**YOUR GOAL:**
Go through the lines below. Copy those with "color".

**RECORDS FOR THE TASK:**
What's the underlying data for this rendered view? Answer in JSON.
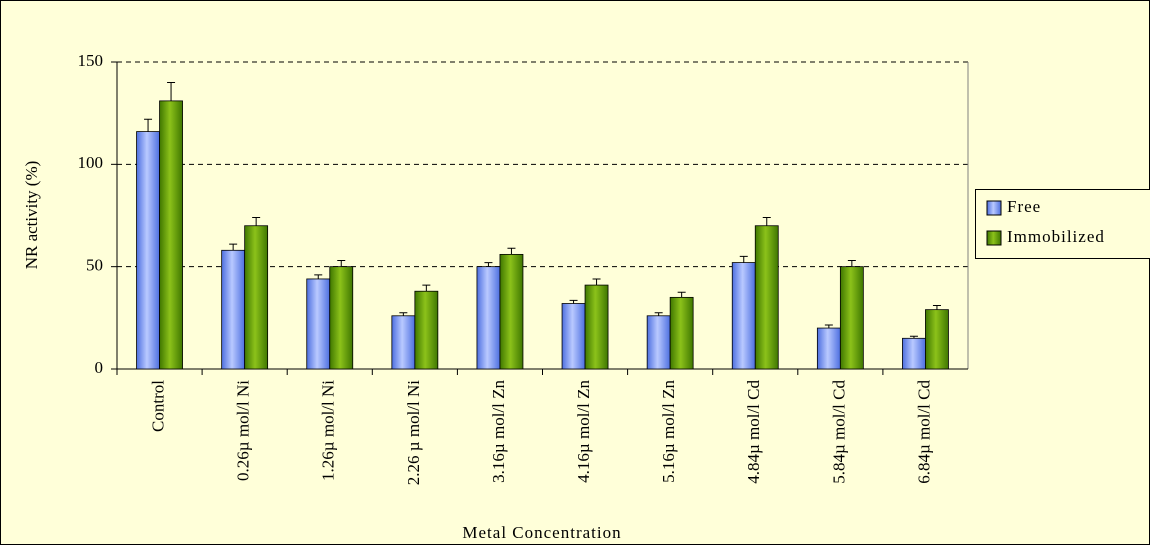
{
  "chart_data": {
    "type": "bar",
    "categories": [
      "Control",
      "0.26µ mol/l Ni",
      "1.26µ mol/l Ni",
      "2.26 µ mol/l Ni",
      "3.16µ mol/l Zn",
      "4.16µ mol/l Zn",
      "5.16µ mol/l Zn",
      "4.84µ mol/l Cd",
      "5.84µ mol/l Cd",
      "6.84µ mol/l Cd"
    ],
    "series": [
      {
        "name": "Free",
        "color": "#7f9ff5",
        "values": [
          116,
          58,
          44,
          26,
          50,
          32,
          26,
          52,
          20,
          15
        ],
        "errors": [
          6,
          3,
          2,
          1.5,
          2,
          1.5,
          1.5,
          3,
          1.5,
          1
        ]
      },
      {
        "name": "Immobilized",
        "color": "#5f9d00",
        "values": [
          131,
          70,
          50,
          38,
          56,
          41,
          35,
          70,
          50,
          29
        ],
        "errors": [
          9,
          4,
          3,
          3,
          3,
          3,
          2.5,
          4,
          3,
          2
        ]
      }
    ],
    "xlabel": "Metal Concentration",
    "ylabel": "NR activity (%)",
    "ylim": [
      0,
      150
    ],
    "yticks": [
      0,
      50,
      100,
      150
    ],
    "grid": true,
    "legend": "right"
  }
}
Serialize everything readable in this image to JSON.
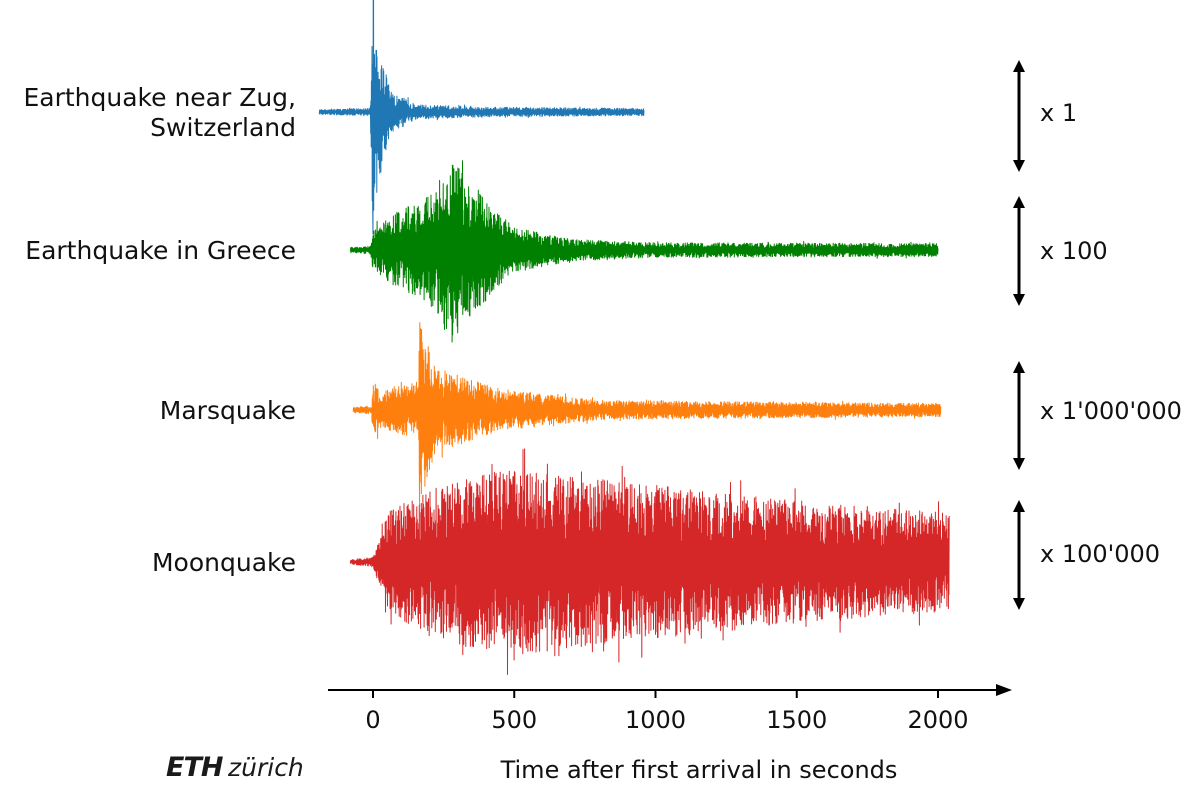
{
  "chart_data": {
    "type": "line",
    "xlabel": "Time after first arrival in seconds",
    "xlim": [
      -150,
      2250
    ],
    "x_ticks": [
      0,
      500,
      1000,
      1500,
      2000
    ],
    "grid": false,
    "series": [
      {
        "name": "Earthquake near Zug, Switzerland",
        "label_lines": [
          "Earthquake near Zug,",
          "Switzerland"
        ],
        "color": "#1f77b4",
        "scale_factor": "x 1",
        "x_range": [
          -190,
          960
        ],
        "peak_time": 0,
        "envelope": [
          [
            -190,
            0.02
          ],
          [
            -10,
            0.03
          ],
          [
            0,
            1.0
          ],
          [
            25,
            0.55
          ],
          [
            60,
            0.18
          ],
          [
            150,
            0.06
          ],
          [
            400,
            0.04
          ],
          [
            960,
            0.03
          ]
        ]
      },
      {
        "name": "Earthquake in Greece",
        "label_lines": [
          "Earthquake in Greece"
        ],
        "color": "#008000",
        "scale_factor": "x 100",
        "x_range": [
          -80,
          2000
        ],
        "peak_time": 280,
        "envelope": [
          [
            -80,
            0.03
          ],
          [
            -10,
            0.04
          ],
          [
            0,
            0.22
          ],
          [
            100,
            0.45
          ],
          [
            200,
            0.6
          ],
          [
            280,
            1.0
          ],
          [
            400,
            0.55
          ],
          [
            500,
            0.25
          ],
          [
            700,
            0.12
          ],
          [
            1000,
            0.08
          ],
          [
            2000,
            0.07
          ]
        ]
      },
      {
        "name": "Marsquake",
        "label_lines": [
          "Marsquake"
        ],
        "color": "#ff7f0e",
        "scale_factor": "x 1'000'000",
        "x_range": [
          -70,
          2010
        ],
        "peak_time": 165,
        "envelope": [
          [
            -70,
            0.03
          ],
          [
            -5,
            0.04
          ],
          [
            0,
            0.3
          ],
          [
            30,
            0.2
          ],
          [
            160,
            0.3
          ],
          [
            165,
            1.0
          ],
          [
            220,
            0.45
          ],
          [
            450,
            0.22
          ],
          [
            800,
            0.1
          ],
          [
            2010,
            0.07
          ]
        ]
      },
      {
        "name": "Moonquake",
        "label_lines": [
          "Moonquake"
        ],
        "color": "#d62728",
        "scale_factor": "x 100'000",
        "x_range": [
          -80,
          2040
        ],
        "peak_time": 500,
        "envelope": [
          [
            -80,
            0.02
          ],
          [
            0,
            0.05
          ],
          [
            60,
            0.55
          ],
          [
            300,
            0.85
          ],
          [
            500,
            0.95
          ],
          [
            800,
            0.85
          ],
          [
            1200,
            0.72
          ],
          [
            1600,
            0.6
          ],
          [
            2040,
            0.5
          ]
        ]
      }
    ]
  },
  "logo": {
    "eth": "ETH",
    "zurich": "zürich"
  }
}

**CORRECT RESPONSE:**
        "color": "#7f9ff5",
        "color": "#5f9d00",
        "color": "#1f77b4",
        "color": "#008000",
        "color": "#ff7f0e",
        "color": "#d62728",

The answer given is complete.